** START Records supplied **

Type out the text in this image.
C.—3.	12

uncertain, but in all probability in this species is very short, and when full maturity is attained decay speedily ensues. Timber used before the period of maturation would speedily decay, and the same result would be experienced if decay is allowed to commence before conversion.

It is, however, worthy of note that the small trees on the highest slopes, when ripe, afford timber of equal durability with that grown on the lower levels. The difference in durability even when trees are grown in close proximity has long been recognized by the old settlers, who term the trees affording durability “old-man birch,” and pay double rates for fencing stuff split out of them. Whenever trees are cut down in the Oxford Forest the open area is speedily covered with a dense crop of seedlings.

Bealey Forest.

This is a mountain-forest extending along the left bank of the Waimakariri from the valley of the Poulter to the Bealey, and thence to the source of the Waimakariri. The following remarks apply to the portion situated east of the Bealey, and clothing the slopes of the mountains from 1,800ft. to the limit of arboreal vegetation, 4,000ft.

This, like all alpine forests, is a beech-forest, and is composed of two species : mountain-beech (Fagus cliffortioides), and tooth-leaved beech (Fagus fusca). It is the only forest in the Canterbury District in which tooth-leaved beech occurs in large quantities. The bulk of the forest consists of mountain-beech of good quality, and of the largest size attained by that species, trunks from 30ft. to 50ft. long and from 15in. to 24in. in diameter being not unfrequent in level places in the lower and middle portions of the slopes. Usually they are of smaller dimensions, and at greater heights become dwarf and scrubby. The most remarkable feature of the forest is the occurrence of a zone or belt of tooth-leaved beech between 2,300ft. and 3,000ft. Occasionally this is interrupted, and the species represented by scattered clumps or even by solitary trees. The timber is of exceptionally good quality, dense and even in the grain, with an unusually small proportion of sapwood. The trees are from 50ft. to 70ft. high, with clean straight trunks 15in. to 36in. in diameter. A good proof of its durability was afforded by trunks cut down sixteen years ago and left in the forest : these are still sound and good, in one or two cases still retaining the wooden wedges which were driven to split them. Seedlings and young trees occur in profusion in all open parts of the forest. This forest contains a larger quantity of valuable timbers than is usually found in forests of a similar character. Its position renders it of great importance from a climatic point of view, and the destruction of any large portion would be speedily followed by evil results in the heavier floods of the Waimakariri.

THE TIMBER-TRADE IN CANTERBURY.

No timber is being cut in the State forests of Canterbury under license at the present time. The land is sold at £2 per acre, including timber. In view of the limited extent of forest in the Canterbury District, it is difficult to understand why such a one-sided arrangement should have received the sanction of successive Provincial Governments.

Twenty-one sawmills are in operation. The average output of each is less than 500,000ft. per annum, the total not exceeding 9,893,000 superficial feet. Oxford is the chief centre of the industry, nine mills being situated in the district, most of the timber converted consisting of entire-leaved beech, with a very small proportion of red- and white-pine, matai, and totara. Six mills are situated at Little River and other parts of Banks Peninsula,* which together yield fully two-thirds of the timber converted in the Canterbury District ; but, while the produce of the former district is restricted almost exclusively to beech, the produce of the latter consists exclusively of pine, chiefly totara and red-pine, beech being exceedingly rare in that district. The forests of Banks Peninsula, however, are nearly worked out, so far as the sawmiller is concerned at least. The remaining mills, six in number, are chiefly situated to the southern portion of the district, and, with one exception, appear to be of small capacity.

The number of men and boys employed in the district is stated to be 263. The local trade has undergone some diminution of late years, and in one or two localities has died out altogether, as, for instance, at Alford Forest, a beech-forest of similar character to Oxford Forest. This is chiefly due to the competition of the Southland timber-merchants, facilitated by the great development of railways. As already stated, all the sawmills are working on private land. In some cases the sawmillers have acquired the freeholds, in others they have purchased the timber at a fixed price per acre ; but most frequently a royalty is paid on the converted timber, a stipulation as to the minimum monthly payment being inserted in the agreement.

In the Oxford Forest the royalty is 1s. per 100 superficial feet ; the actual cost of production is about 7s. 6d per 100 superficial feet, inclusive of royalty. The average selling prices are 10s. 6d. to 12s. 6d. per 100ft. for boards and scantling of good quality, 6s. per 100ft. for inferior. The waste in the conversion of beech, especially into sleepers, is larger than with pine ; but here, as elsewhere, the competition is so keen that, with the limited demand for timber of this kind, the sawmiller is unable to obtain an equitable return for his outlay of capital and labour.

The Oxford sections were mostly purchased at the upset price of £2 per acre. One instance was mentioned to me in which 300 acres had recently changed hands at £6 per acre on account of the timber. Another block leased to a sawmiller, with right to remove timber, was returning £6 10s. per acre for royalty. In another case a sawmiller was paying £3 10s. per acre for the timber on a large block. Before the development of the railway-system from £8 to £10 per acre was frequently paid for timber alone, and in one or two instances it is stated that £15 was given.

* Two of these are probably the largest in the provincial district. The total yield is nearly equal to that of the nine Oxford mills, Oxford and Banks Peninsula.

** END Records supplied **

Exercise requirements:
Reproduce all of the data exactly as given.

Task solution:
Type out the text in this image.
C.—3.	12

uncertain, but in all probability in this species is very short, and when full maturity is attained decay speedily ensues. Timber used before the period of maturation would speedily decay, and the same result would be experienced if decay is allowed to commence before conversion.

It is, however, worthy of note that the small trees on the highest slopes, when ripe, afford timber of equal durability with that grown on the lower levels. The difference in durability even when trees are grown in close proximity has long been recognized by the old settlers, who term the trees affording durability “old-man birch,” and pay double rates for fencing stuff split out of them. Whenever trees are cut down in the Oxford Forest the open area is speedily covered with a dense crop of seedlings.

Bealey Forest.

This is a mountain-forest extending along the left bank of the Waimakariri from the valley of the Poulter to the Bealey, and thence to the source of the Waimakariri. The following remarks apply to the portion situated east of the Bealey, and clothing the slopes of the mountains from 1,800ft. to the limit of arboreal vegetation, 4,000ft.

This, like all alpine forests, is a beech-forest, and is composed of two species : mountain-beech (Fagus cliffortioides), and tooth-leaved beech (Fagus fusca). It is the only forest in the Canterbury District in which tooth-leaved beech occurs in large quantities. The bulk of the forest consists of mountain-beech of good quality, and of the largest size attained by that species, trunks from 30ft. to 50ft. long and from 15in. to 24in. in diameter being not unfrequent in level places in the lower and middle portions of the slopes. Usually they are of smaller dimensions, and at greater heights become dwarf and scrubby. The most remarkable feature of the forest is the occurrence of a zone or belt of tooth-leaved beech between 2,300ft. and 3,000ft. Occasionally this is interrupted, and the species represented by scattered clumps or even by solitary trees. The timber is of exceptionally good quality, dense and even in the grain, with an unusually small proportion of sapwood. The trees are from 50ft. to 70ft. high, with clean straight trunks 15in. to 36in. in diameter. A good proof of its durability was afforded by trunks cut down sixteen years ago and left in the forest : these are still sound and good, in one or two cases still retaining the wooden wedges which were driven to split them. Seedlings and young trees occur in profusion in all open parts of the forest. This forest contains a larger quantity of valuable timbers than is usually found in forests of a similar character. Its position renders it of great importance from a climatic point of view, and the destruction of any large portion would be speedily followed by evil results in the heavier floods of the Waimakariri.

THE TIMBER-TRADE IN CANTERBURY.

No timber is being cut in the State forests of Canterbury under license at the present time. The land is sold at £2 per acre, including timber. In view of the limited extent of forest in the Canterbury District, it is difficult to understand why such a one-sided arrangement should have received the sanction of successive Provincial Governments.

Twenty-one sawmills are in operation. The average output of each is less than 500,000ft. per annum, the total not exceeding 9,893,000 superficial feet. Oxford is the chief centre of the industry, nine mills being situated in the district, most of the timber converted consisting of entire-leaved beech, with a very small proportion of red- and white-pine, matai, and totara. Six mills are situated at Little River and other parts of Banks Peninsula,* which together yield fully two-thirds of the timber converted in the Canterbury District ; but, while the produce of the former district is restricted almost exclusively to beech, the produce of the latter consists exclusively of pine, chiefly totara and red-pine, beech being exceedingly rare in that district. The forests of Banks Peninsula, however, are nearly worked out, so far as the sawmiller is concerned at least. The remaining mills, six in number, are chiefly situated to the southern portion of the district, and, with one exception, appear to be of small capacity.

The number of men and boys employed in the district is stated to be 263. The local trade has undergone some diminution of late years, and in one or two localities has died out altogether, as, for instance, at Alford Forest, a beech-forest of similar character to Oxford Forest. This is chiefly due to the competition of the Southland timber-merchants, facilitated by the great development of railways. As already stated, all the sawmills are working on private land. In some cases the sawmillers have acquired the freeholds, in others they have purchased the timber at a fixed price per acre ; but most frequently a royalty is paid on the converted timber, a stipulation as to the minimum monthly payment being inserted in the agreement.

In the Oxford Forest the royalty is 1s. per 100 superficial feet ; the actual cost of production is about 7s. 6d per 100 superficial feet, inclusive of royalty. The average selling prices are 10s. 6d. to 12s. 6d. per 100ft. for boards and scantling of good quality, 6s. per 100ft. for inferior. The waste in the conversion of beech, especially into sleepers, is larger than with pine ; but here, as elsewhere, the competition is so keen that, with the limited demand for timber of this kind, the sawmiller is unable to obtain an equitable return for his outlay of capital and labour.

The Oxford sections were mostly purchased at the upset price of £2 per acre. One instance was mentioned to me in which 300 acres had recently changed hands at £6 per acre on account of the timber. Another block leased to a sawmiller, with right to remove timber, was returning £6 10s. per acre for royalty. In another case a sawmiller was paying £3 10s. per acre for the timber on a large block. Before the development of the railway-system from £8 to £10 per acre was frequently paid for timber alone, and in one or two instances it is stated that £15 was given.

* Two of these are probably the largest in the provincial district. The total yield is nearly equal to that of the nine Oxford mills, Oxford and Banks Peninsula.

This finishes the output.